> _REQUIRED WORK_: Retype the records below word for word and omit any image.
## Begin
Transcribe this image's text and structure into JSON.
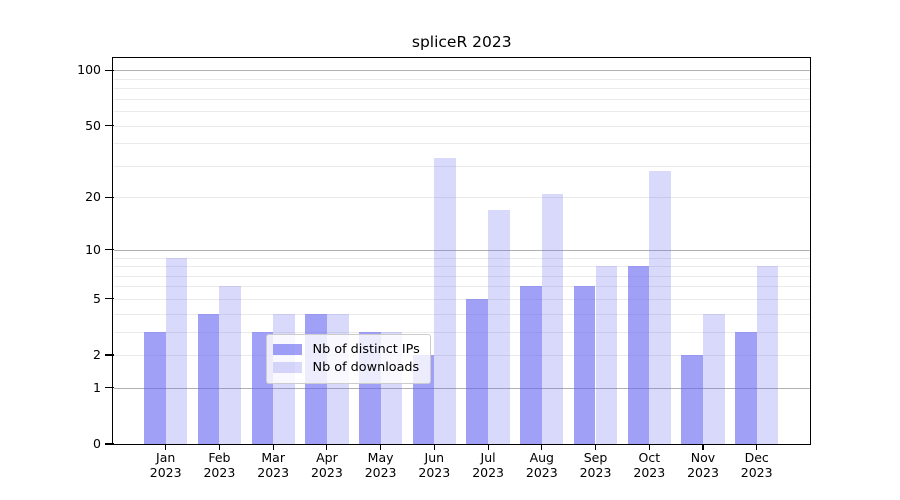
{
  "chart_data": {
    "type": "bar",
    "title": "spliceR 2023",
    "categories": [
      "Jan 2023",
      "Feb 2023",
      "Mar 2023",
      "Apr 2023",
      "May 2023",
      "Jun 2023",
      "Jul 2023",
      "Aug 2023",
      "Sep 2023",
      "Oct 2023",
      "Nov 2023",
      "Dec 2023"
    ],
    "series": [
      {
        "name": "Nb of distinct IPs",
        "color": "rgba(102,102,240,0.62)",
        "values": [
          3,
          4,
          3,
          4,
          3,
          2,
          5,
          6,
          6,
          8,
          2,
          3
        ]
      },
      {
        "name": "Nb of downloads",
        "color": "rgba(102,102,240,0.25)",
        "values": [
          9,
          6,
          4,
          4,
          3,
          33,
          17,
          21,
          8,
          28,
          4,
          8
        ]
      }
    ],
    "xlabel": "",
    "ylabel": "",
    "yscale": "log1p",
    "ylim": [
      0,
      116
    ],
    "yticks": [
      0,
      1,
      2,
      5,
      10,
      20,
      50,
      100
    ],
    "minor_gridlines": [
      2,
      3,
      4,
      5,
      6,
      7,
      8,
      9,
      20,
      30,
      40,
      50,
      60,
      70,
      80,
      90
    ],
    "major_gridlines": [
      1,
      10,
      100
    ],
    "grid": true,
    "legend_position": "lower center"
  },
  "colors": {
    "background": "#ffffff",
    "bar_dark_rendered": "#a5a5f2",
    "bar_light_rendered": "#dadaf9",
    "axis": "#000000",
    "major_grid": "#b0b0b0",
    "minor_grid": "#eaeaea",
    "legend_border": "#cccccc",
    "text": "#000000"
  }
}
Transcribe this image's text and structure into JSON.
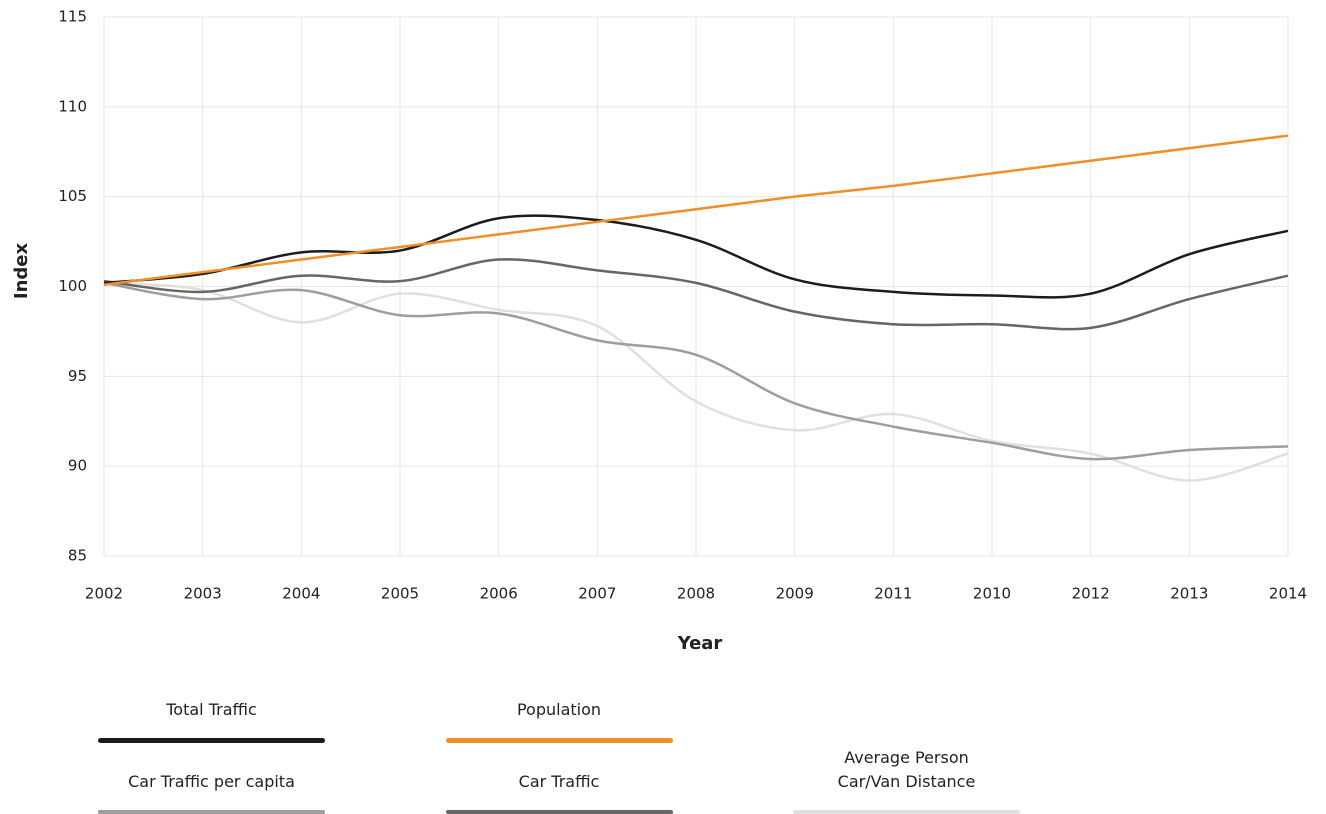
{
  "chart_data": {
    "type": "line",
    "x_label": "Year",
    "y_label": "Index",
    "categories": [
      "2002",
      "2003",
      "2004",
      "2005",
      "2006",
      "2007",
      "2008",
      "2009",
      "2011",
      "2010",
      "2012",
      "2013",
      "2014"
    ],
    "series": [
      {
        "name": "Total Traffic",
        "color": "#1c1c1c",
        "values": [
          100.2,
          100.7,
          101.9,
          102.0,
          103.8,
          103.7,
          102.6,
          100.4,
          99.7,
          99.5,
          99.6,
          101.8,
          103.1
        ]
      },
      {
        "name": "Population",
        "color": "#ef8f25",
        "values": [
          100.1,
          100.8,
          101.5,
          102.2,
          102.9,
          103.6,
          104.3,
          105.0,
          105.6,
          106.3,
          107.0,
          107.7,
          108.4
        ]
      },
      {
        "name": "Car Traffic per capita",
        "color": "#9e9e9e",
        "values": [
          100.2,
          99.3,
          99.8,
          98.4,
          98.5,
          97.0,
          96.2,
          93.5,
          92.2,
          91.3,
          90.4,
          90.9,
          91.1
        ]
      },
      {
        "name": "Car Traffic",
        "color": "#666666",
        "values": [
          100.3,
          99.7,
          100.6,
          100.3,
          101.5,
          100.9,
          100.2,
          98.6,
          97.9,
          97.9,
          97.7,
          99.3,
          100.6
        ]
      },
      {
        "name": "Average Person Car/Van Distance",
        "color": "#e0e0e0",
        "values": [
          100.2,
          99.8,
          98.0,
          99.6,
          98.7,
          97.8,
          93.6,
          92.0,
          92.9,
          91.4,
          90.7,
          89.2,
          90.7
        ]
      }
    ],
    "ylim": [
      85,
      115
    ],
    "yticks": [
      85,
      90,
      95,
      100,
      105,
      110,
      115
    ],
    "grid": true
  }
}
## End
> _FULL OUTPUT_:
Transcribe this image's text and structure into JSON.
{
  "chart_data": {
    "type": "bar",
    "title": "spliceR 2023",
    "categories": [
      "Jan 2023",
      "Feb 2023",
      "Mar 2023",
      "Apr 2023",
      "May 2023",
      "Jun 2023",
      "Jul 2023",
      "Aug 2023",
      "Sep 2023",
      "Oct 2023",
      "Nov 2023",
      "Dec 2023"
    ],
    "series": [
      {
        "name": "Nb of distinct IPs",
        "color": "rgba(102,102,240,0.62)",
        "values": [
          3,
          4,
          3,
          4,
          3,
          2,
          5,
          6,
          6,
          8,
          2,
          3
        ]
      },
      {
        "name": "Nb of downloads",
        "color": "rgba(102,102,240,0.25)",
        "values": [
          9,
          6,
          4,
          4,
          3,
          33,
          17,
          21,
          8,
          28,
          4,
          8
        ]
      }
    ],
    "xlabel": "",
    "ylabel": "",
    "yscale": "log1p",
    "ylim": [
      0,
      116
    ],
    "yticks": [
      0,
      1,
      2,
      5,
      10,
      20,
      50,
      100
    ],
    "minor_gridlines": [
      2,
      3,
      4,
      5,
      6,
      7,
      8,
      9,
      20,
      30,
      40,
      50,
      60,
      70,
      80,
      90
    ],
    "major_gridlines": [
      1,
      10,
      100
    ],
    "grid": true,
    "legend_position": "lower center"
  },
  "colors": {
    "background": "#ffffff",
    "bar_dark_rendered": "#a5a5f2",
    "bar_light_rendered": "#dadaf9",
    "axis": "#000000",
    "major_grid": "#b0b0b0",
    "minor_grid": "#eaeaea",
    "legend_border": "#cccccc",
    "text": "#000000"
  }
}
Transcribe this image's text and structure into JSON.
{
  "chart_data": {
    "type": "line",
    "x_label": "Year",
    "y_label": "Index",
    "categories": [
      "2002",
      "2003",
      "2004",
      "2005",
      "2006",
      "2007",
      "2008",
      "2009",
      "2011",
      "2010",
      "2012",
      "2013",
      "2014"
    ],
    "series": [
      {
        "name": "Total Traffic",
        "color": "#1c1c1c",
        "values": [
          100.2,
          100.7,
          101.9,
          102.0,
          103.8,
          103.7,
          102.6,
          100.4,
          99.7,
          99.5,
          99.6,
          101.8,
          103.1
        ]
      },
      {
        "name": "Population",
        "color": "#ef8f25",
        "values": [
          100.1,
          100.8,
          101.5,
          102.2,
          102.9,
          103.6,
          104.3,
          105.0,
          105.6,
          106.3,
          107.0,
          107.7,
          108.4
        ]
      },
      {
        "name": "Car Traffic per capita",
        "color": "#9e9e9e",
        "values": [
          100.2,
          99.3,
          99.8,
          98.4,
          98.5,
          97.0,
          96.2,
          93.5,
          92.2,
          91.3,
          90.4,
          90.9,
          91.1
        ]
      },
      {
        "name": "Car Traffic",
        "color": "#666666",
        "values": [
          100.3,
          99.7,
          100.6,
          100.3,
          101.5,
          100.9,
          100.2,
          98.6,
          97.9,
          97.9,
          97.7,
          99.3,
          100.6
        ]
      },
      {
        "name": "Average Person Car/Van Distance",
        "color": "#e0e0e0",
        "values": [
          100.2,
          99.8,
          98.0,
          99.6,
          98.7,
          97.8,
          93.6,
          92.0,
          92.9,
          91.4,
          90.7,
          89.2,
          90.7
        ]
      }
    ],
    "ylim": [
      85,
      115
    ],
    "yticks": [
      85,
      90,
      95,
      100,
      105,
      110,
      115
    ],
    "grid": true
  }
}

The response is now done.